Task description:
The records that follow must be repeated verbatim, every one of them.

Stored items
## BEGIN

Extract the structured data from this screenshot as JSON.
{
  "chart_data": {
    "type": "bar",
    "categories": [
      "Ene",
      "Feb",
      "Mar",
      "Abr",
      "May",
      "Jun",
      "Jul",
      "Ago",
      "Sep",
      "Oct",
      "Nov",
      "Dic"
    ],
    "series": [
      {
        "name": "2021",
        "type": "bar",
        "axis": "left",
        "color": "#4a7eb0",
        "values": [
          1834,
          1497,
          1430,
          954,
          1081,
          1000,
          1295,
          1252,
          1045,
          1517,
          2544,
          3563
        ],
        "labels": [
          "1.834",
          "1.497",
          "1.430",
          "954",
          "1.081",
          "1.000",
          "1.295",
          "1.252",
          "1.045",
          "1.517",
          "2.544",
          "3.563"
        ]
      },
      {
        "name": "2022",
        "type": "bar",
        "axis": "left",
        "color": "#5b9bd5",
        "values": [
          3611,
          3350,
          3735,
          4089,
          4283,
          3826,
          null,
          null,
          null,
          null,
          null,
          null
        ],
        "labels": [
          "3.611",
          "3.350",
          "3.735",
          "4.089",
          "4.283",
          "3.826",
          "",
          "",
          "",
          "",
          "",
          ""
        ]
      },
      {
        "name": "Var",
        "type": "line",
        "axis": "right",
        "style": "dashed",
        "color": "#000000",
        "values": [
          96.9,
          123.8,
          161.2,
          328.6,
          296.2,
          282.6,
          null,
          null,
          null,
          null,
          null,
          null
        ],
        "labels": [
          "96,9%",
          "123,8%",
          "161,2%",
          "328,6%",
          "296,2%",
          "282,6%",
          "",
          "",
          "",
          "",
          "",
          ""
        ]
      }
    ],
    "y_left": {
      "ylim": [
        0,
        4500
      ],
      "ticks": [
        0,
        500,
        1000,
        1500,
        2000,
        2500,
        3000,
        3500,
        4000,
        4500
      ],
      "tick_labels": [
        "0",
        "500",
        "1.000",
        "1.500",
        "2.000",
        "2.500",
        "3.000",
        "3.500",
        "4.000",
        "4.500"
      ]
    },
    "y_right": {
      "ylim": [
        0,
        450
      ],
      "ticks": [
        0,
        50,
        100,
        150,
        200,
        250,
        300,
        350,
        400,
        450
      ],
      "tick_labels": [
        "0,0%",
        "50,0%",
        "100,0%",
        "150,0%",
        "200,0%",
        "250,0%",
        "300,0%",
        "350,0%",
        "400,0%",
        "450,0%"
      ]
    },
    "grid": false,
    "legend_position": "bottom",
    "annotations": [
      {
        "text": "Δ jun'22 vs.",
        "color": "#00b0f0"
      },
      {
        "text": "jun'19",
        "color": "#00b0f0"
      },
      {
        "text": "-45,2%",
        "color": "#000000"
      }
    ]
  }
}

## END

Written solution:
Extract the structured data from this screenshot as JSON.
{
  "chart_data": {
    "type": "bar",
    "categories": [
      "Ene",
      "Feb",
      "Mar",
      "Abr",
      "May",
      "Jun",
      "Jul",
      "Ago",
      "Sep",
      "Oct",
      "Nov",
      "Dic"
    ],
    "series": [
      {
        "name": "2021",
        "type": "bar",
        "axis": "left",
        "color": "#4a7eb0",
        "values": [
          1834,
          1497,
          1430,
          954,
          1081,
          1000,
          1295,
          1252,
          1045,
          1517,
          2544,
          3563
        ],
        "labels": [
          "1.834",
          "1.497",
          "1.430",
          "954",
          "1.081",
          "1.000",
          "1.295",
          "1.252",
          "1.045",
          "1.517",
          "2.544",
          "3.563"
        ]
      },
      {
        "name": "2022",
        "type": "bar",
        "axis": "left",
        "color": "#5b9bd5",
        "values": [
          3611,
          3350,
          3735,
          4089,
          4283,
          3826,
          null,
          null,
          null,
          null,
          null,
          null
        ],
        "labels": [
          "3.611",
          "3.350",
          "3.735",
          "4.089",
          "4.283",
          "3.826",
          "",
          "",
          "",
          "",
          "",
          ""
        ]
      },
      {
        "name": "Var",
        "type": "line",
        "axis": "right",
        "style": "dashed",
        "color": "#000000",
        "values": [
          96.9,
          123.8,
          161.2,
          328.6,
          296.2,
          282.6,
          null,
          null,
          null,
          null,
          null,
          null
        ],
        "labels": [
          "96,9%",
          "123,8%",
          "161,2%",
          "328,6%",
          "296,2%",
          "282,6%",
          "",
          "",
          "",
          "",
          "",
          ""
        ]
      }
    ],
    "y_left": {
      "ylim": [
        0,
        4500
      ],
      "ticks": [
        0,
        500,
        1000,
        1500,
        2000,
        2500,
        3000,
        3500,
        4000,
        4500
      ],
      "tick_labels": [
        "0",
        "500",
        "1.000",
        "1.500",
        "2.000",
        "2.500",
        "3.000",
        "3.500",
        "4.000",
        "4.500"
      ]
    },
    "y_right": {
      "ylim": [
        0,
        450
      ],
      "ticks": [
        0,
        50,
        100,
        150,
        200,
        250,
        300,
        350,
        400,
        450
      ],
      "tick_labels": [
        "0,0%",
        "50,0%",
        "100,0%",
        "150,0%",
        "200,0%",
        "250,0%",
        "300,0%",
        "350,0%",
        "400,0%",
        "450,0%"
      ]
    },
    "grid": false,
    "legend_position": "bottom",
    "annotations": [
      {
        "text": "Δ jun'22 vs.",
        "color": "#00b0f0"
      },
      {
        "text": "jun'19",
        "color": "#00b0f0"
      },
      {
        "text": "-45,2%",
        "color": "#000000"
      }
    ]
  }
}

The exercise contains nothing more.